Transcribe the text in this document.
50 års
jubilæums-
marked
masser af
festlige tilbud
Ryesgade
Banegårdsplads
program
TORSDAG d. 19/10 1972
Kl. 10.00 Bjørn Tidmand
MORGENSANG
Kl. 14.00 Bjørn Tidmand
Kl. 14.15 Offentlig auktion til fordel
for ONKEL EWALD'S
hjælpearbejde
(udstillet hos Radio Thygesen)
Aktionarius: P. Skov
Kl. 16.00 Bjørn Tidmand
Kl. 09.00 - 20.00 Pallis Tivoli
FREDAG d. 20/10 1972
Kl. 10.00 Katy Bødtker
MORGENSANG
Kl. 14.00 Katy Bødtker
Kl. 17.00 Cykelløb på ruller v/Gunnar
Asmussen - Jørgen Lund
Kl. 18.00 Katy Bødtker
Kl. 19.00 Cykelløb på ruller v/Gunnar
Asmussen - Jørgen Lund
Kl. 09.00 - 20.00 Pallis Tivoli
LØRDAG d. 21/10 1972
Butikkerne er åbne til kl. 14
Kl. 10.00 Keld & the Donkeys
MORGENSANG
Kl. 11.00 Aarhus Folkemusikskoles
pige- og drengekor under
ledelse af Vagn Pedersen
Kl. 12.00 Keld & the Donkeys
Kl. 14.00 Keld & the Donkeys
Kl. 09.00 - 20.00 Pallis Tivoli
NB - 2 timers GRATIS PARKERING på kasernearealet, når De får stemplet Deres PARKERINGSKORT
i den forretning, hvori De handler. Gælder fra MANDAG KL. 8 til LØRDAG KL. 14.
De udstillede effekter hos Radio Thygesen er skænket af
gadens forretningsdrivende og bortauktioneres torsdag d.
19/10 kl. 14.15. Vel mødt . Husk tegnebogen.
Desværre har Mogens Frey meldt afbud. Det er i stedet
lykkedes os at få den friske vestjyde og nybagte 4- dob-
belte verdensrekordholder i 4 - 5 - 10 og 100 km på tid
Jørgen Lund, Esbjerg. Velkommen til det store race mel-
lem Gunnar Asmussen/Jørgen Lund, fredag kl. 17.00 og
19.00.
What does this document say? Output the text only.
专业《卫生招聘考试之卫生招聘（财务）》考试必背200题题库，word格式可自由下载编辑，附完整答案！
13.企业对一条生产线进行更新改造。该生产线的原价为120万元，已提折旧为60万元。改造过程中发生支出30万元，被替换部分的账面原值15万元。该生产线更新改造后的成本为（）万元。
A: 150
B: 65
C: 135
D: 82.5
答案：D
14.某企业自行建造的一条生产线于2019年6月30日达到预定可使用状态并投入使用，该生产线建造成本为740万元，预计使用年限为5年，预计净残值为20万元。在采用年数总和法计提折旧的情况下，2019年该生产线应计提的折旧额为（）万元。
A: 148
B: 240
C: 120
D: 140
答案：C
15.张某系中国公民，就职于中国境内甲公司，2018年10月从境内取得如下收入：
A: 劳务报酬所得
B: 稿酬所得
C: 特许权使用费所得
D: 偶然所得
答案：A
* * *
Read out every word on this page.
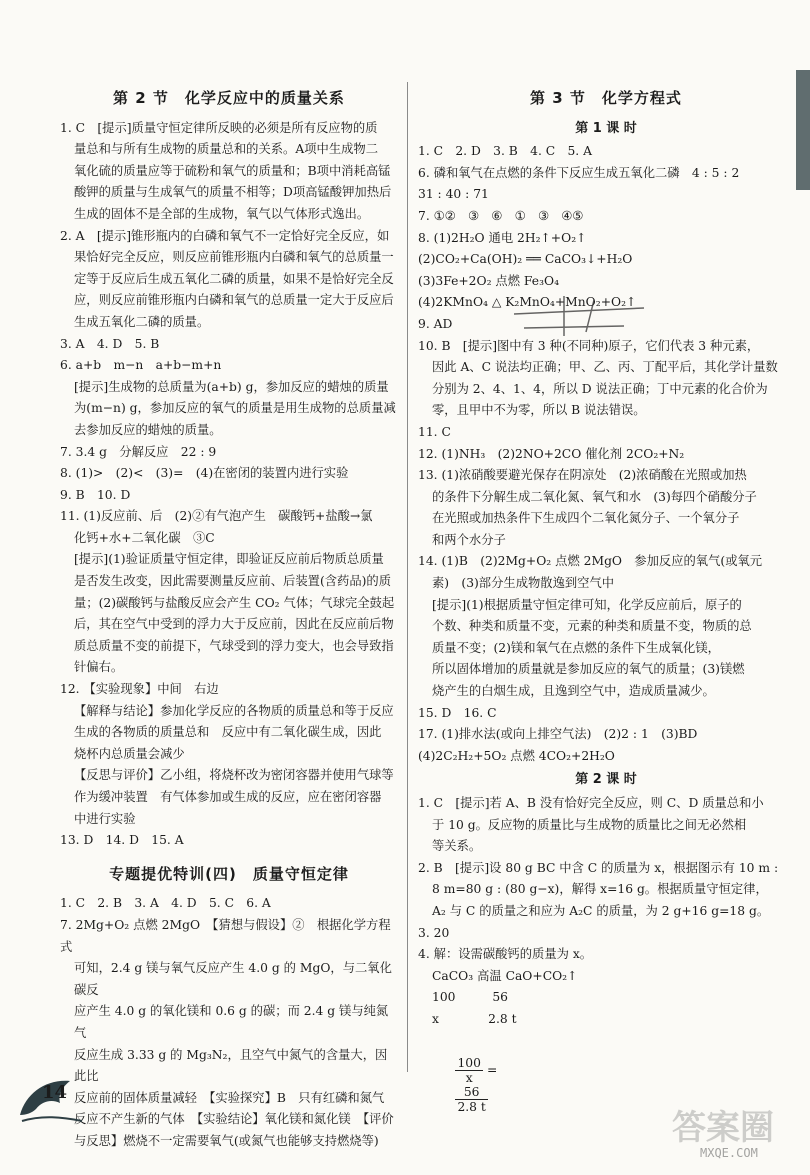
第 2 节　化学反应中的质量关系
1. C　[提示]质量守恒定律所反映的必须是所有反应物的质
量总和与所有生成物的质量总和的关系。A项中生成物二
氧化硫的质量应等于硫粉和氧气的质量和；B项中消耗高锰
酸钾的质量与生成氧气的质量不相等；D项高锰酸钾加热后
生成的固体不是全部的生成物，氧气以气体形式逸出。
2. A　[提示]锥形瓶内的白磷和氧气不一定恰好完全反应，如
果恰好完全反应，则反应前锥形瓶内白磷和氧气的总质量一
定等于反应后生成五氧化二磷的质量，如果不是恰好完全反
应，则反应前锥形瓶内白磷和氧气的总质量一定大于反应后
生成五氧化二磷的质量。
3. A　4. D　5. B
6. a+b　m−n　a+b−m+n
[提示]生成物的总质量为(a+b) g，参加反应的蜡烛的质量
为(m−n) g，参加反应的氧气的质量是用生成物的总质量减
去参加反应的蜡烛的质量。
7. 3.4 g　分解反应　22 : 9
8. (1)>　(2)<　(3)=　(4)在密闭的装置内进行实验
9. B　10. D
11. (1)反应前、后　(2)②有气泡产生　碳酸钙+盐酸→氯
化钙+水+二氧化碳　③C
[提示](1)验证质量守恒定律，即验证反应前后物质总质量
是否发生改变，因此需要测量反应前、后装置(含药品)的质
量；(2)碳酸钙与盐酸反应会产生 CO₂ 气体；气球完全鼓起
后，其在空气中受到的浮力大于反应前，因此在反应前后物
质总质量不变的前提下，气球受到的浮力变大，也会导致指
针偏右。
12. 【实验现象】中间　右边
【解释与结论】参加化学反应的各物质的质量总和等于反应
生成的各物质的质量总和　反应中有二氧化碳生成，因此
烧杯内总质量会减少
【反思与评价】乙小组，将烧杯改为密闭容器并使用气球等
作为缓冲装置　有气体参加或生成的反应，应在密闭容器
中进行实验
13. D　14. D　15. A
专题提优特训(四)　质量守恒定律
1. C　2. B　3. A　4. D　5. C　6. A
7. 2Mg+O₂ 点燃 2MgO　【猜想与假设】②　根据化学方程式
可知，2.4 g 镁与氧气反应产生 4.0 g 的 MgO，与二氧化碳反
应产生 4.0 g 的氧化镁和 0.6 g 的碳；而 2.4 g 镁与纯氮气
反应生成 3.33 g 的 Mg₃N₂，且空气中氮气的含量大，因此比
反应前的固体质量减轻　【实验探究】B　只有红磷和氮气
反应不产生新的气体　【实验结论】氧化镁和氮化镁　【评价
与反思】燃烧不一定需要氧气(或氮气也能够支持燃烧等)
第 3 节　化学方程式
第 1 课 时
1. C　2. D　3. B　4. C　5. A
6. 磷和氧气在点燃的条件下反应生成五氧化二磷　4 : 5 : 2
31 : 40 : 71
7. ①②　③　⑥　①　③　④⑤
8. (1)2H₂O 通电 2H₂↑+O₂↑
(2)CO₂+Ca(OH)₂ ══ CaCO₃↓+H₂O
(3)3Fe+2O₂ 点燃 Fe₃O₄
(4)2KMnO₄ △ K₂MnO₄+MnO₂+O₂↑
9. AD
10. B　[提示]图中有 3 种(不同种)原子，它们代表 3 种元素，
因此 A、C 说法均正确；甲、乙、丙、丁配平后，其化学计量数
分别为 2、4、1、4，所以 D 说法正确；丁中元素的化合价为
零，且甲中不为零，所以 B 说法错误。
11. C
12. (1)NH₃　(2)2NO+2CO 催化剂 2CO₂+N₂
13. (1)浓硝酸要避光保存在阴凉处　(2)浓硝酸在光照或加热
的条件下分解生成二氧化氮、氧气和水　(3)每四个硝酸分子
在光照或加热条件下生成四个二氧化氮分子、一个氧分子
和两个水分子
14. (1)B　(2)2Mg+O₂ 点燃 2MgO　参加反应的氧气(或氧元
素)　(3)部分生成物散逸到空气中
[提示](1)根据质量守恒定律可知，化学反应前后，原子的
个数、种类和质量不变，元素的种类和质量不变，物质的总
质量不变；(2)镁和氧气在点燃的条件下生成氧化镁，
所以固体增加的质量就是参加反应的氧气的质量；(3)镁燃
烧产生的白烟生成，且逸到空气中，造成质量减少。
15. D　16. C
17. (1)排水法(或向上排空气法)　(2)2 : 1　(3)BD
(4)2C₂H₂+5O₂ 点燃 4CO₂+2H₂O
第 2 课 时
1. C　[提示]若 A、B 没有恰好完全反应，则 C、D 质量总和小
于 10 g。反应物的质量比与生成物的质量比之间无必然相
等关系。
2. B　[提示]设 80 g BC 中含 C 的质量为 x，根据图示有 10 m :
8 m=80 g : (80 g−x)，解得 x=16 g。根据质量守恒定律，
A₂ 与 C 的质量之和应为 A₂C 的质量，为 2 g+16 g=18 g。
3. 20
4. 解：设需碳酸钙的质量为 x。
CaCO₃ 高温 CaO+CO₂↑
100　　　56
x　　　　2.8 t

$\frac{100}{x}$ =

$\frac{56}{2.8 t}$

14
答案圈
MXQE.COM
--
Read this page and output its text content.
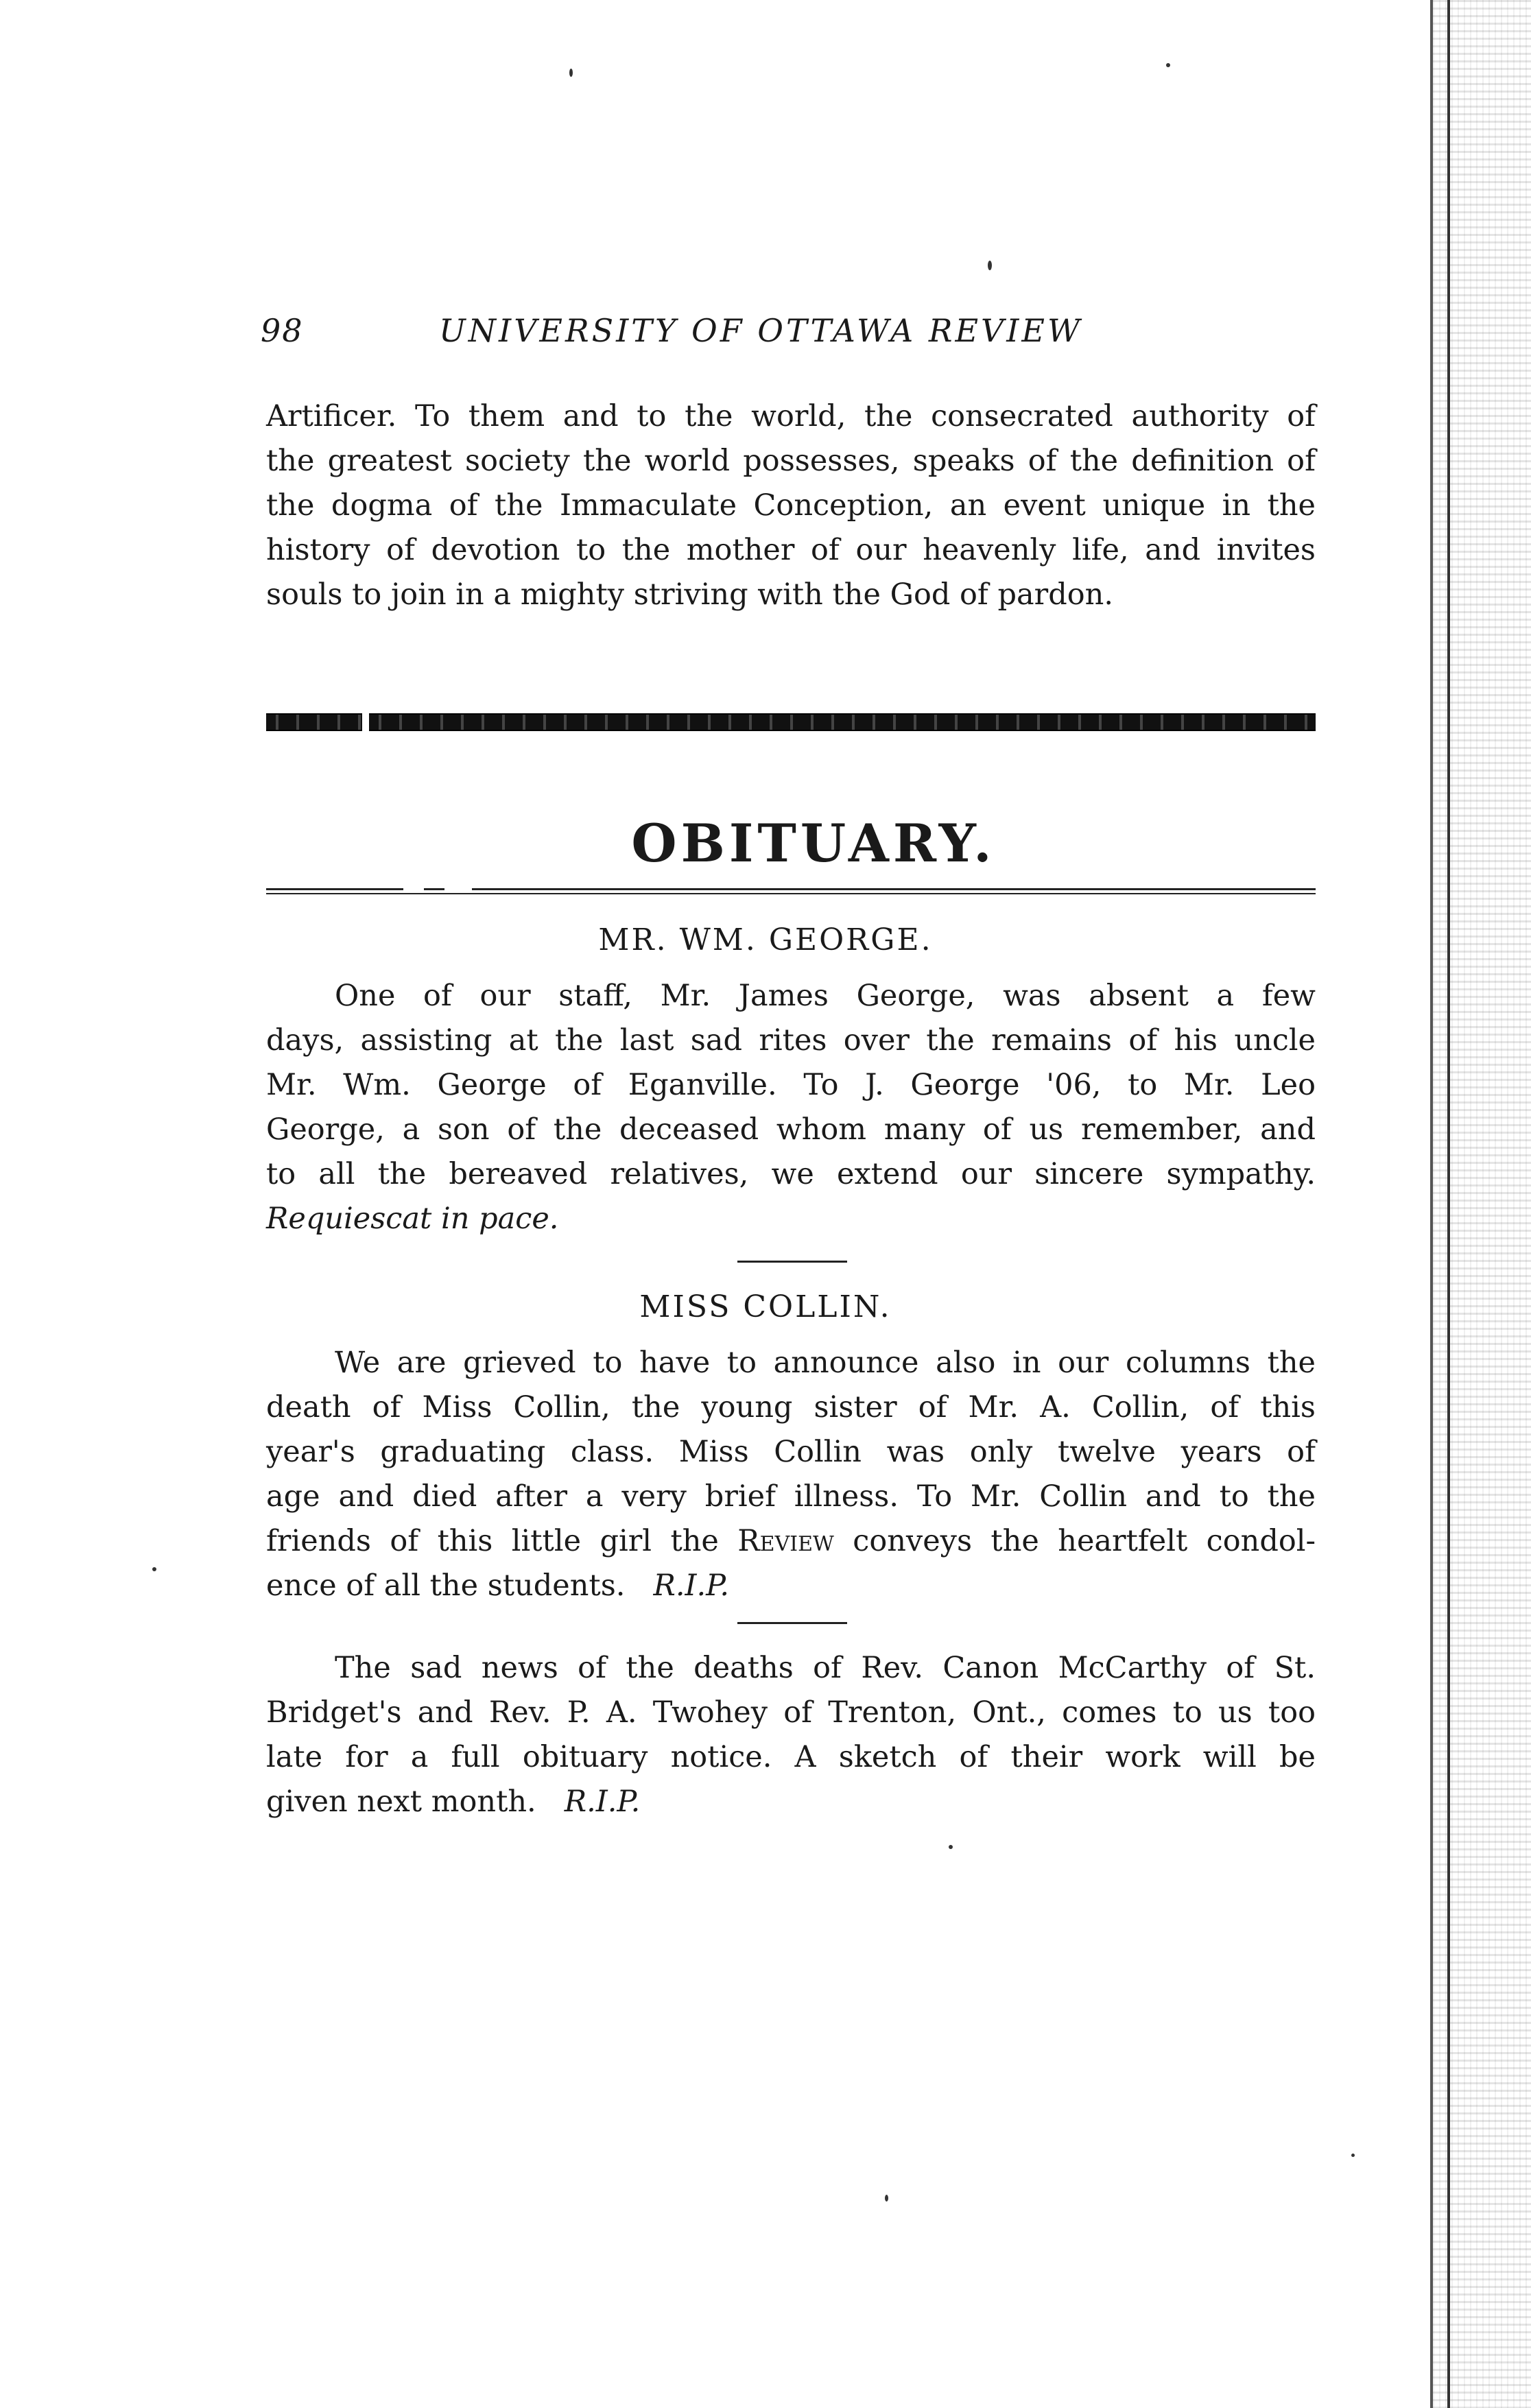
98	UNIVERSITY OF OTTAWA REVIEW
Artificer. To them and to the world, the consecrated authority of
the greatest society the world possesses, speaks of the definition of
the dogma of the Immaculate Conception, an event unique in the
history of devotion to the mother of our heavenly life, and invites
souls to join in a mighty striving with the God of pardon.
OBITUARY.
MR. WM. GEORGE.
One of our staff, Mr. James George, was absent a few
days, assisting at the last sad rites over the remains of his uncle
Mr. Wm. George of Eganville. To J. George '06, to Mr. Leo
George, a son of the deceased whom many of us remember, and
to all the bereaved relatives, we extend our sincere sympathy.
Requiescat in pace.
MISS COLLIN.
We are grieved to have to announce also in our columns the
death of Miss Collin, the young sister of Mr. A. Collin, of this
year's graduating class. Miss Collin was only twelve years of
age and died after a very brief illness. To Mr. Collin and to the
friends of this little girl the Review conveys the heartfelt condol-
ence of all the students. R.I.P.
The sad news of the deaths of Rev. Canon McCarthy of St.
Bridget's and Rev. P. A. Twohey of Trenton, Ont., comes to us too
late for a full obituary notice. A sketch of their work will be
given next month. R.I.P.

● WRITTEN REQUEST: Scan the listing above and identify each line holding the string "Katy"; copy every such line.

● FINAL ANSWER:
Kl. 10.00 Katy Bødtker
Kl. 14.00 Katy Bødtker
Kl. 18.00 Katy Bødtker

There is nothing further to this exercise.